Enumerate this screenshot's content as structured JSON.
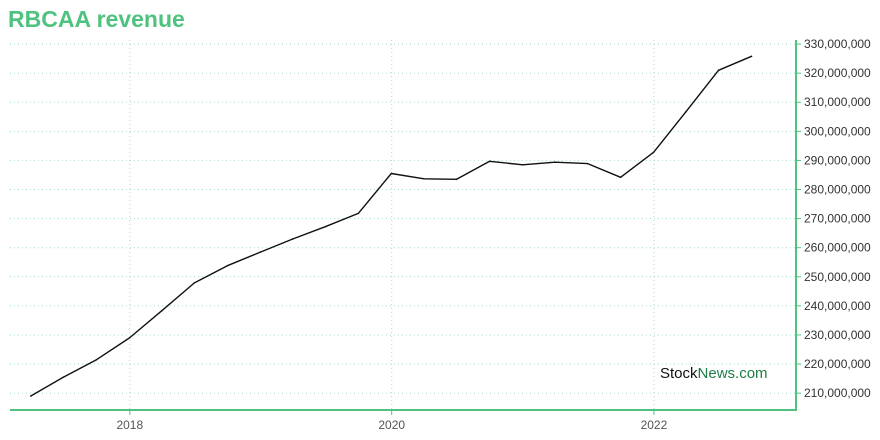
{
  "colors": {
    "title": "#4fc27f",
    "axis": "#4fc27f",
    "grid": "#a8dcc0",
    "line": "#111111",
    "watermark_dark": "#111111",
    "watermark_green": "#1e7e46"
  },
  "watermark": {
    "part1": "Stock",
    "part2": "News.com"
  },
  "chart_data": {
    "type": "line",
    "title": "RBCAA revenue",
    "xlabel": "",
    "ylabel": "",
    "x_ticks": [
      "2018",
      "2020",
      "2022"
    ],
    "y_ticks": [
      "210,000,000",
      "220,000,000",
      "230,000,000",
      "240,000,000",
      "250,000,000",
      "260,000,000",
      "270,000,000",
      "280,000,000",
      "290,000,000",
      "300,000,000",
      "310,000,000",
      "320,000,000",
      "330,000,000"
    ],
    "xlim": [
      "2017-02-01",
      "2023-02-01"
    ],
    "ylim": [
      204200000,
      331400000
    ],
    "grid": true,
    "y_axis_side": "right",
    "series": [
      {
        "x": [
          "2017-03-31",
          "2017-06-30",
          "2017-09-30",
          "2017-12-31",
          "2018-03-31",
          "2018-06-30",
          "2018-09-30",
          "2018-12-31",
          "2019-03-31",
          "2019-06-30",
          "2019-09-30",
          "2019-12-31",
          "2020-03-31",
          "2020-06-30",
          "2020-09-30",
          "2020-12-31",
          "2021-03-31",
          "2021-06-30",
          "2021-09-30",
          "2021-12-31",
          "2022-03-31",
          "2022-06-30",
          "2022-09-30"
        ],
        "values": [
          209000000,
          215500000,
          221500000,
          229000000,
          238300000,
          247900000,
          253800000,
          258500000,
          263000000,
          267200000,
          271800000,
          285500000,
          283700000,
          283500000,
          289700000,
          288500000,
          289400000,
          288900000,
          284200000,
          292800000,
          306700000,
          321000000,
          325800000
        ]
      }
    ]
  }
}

---

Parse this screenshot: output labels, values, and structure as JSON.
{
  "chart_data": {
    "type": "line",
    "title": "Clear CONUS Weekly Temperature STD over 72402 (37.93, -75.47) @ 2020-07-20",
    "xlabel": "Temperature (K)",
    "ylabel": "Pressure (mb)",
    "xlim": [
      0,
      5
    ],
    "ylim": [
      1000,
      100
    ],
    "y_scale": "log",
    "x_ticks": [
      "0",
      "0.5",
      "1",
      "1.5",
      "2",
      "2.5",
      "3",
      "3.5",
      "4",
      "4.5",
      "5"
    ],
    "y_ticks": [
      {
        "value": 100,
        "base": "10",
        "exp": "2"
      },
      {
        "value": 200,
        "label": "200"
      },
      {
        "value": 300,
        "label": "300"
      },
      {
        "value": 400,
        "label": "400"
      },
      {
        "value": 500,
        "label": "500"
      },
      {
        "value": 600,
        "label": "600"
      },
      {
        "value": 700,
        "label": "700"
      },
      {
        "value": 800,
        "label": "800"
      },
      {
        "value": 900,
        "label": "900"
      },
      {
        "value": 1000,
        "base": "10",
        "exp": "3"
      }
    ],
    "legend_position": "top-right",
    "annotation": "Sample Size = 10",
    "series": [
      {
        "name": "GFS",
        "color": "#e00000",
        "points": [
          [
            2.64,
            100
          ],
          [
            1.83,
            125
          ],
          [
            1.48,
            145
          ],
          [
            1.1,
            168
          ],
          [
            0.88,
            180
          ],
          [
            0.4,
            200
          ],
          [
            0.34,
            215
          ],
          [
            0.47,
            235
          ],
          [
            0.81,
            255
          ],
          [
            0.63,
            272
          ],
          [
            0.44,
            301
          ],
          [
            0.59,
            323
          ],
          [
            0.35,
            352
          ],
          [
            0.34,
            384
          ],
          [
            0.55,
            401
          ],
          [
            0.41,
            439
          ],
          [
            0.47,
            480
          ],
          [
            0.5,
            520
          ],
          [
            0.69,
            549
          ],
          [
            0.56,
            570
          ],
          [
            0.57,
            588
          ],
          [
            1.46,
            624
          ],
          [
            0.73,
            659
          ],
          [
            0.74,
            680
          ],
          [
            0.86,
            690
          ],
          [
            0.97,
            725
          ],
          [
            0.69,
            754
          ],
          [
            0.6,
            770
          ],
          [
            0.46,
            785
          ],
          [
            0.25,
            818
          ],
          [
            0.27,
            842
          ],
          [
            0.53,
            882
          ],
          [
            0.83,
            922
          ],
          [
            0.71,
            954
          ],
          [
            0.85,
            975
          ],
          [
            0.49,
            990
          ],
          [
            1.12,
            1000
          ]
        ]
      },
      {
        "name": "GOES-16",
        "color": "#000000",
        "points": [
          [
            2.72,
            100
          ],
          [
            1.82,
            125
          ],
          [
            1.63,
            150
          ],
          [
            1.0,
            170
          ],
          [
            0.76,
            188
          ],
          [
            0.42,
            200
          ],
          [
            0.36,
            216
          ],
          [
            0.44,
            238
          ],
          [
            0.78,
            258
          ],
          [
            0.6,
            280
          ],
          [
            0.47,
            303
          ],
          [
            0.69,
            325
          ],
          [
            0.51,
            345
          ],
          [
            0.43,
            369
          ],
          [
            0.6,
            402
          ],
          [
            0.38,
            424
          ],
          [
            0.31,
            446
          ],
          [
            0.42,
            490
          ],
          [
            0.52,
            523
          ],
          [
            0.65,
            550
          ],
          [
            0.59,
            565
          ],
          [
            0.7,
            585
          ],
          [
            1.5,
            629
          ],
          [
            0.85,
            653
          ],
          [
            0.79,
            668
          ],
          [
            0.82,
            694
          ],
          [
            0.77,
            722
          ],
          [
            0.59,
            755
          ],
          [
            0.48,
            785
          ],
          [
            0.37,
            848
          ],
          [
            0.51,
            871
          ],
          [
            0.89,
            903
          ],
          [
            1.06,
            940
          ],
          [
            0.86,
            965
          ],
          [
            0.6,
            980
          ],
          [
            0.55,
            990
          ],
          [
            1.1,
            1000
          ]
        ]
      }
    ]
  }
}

**GOAL:**
All lines above containing the string "values" are to be collected.

**THE ANSWER:**
        "values": [
Parse this screenshot: output labels, values, and structure as JSON.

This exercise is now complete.